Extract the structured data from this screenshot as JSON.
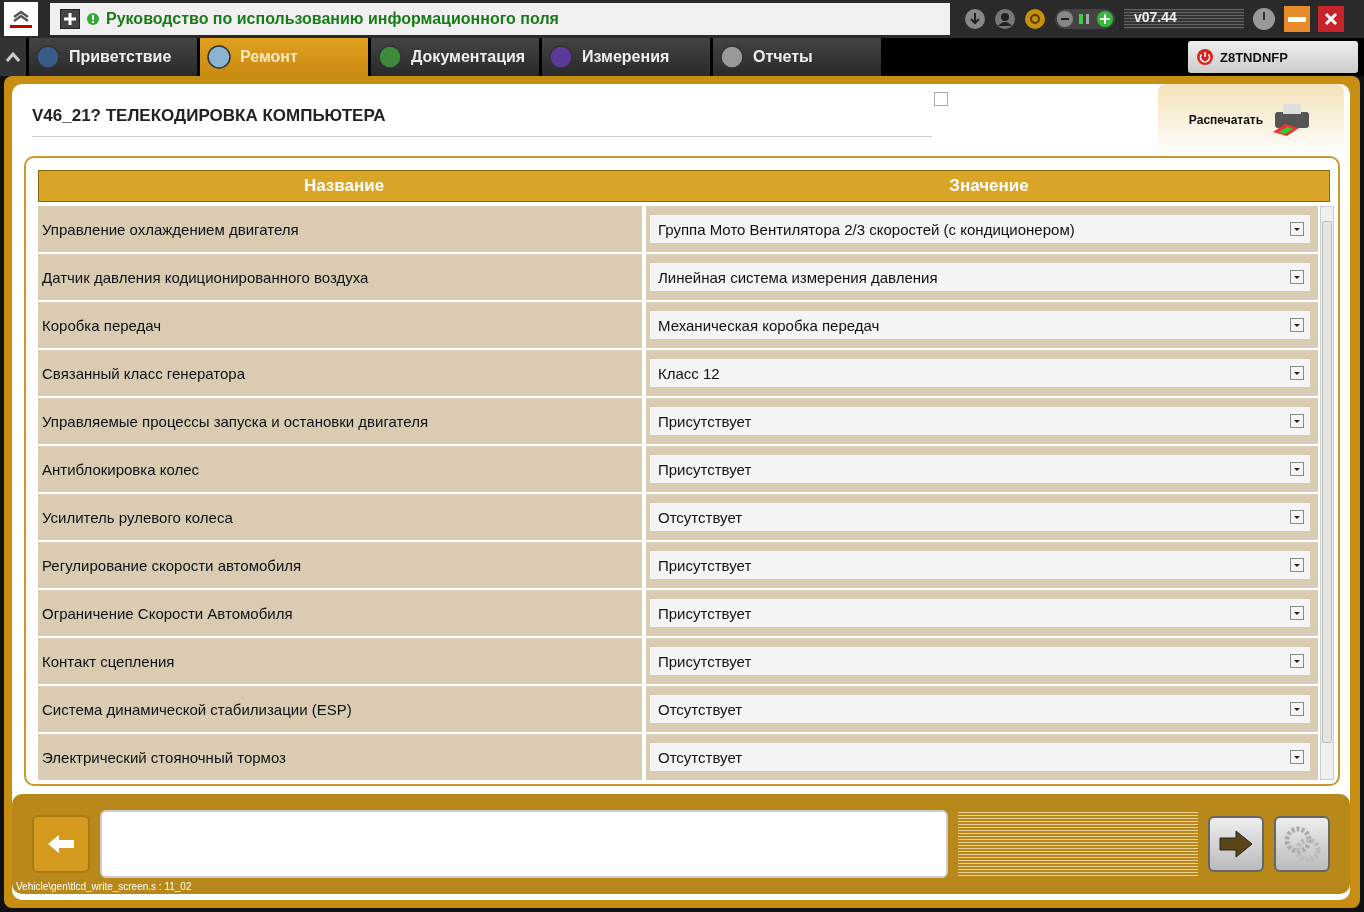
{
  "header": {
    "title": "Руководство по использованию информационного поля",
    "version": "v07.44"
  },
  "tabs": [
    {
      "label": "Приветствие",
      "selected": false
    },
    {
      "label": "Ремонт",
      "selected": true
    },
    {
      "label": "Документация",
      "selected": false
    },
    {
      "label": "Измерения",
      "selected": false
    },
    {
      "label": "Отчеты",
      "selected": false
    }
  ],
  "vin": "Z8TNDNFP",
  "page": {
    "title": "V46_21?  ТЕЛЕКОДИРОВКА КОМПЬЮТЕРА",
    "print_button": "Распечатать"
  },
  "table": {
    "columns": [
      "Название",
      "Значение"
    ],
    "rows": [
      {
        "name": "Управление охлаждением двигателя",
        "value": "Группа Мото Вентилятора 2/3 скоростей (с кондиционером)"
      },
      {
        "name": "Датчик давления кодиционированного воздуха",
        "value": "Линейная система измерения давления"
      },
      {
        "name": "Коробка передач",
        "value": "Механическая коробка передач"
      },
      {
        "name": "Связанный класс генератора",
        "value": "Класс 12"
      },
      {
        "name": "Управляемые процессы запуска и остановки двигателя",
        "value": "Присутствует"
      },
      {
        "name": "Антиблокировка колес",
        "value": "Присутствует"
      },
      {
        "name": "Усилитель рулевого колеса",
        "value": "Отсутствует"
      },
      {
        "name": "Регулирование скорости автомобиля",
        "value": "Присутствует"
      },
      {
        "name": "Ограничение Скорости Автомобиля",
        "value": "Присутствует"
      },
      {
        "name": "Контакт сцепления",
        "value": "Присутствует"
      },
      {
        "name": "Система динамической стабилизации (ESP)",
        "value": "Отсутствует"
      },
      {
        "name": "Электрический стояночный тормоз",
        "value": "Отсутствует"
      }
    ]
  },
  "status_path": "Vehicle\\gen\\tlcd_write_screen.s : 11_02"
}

# # # #

### Problem details
In the records above, locate every line with the string "двигателя" and copy it.

### Written response
        "name": "Управление охлаждением двигателя",
        "name": "Управляемые процессы запуска и остановки двигателя",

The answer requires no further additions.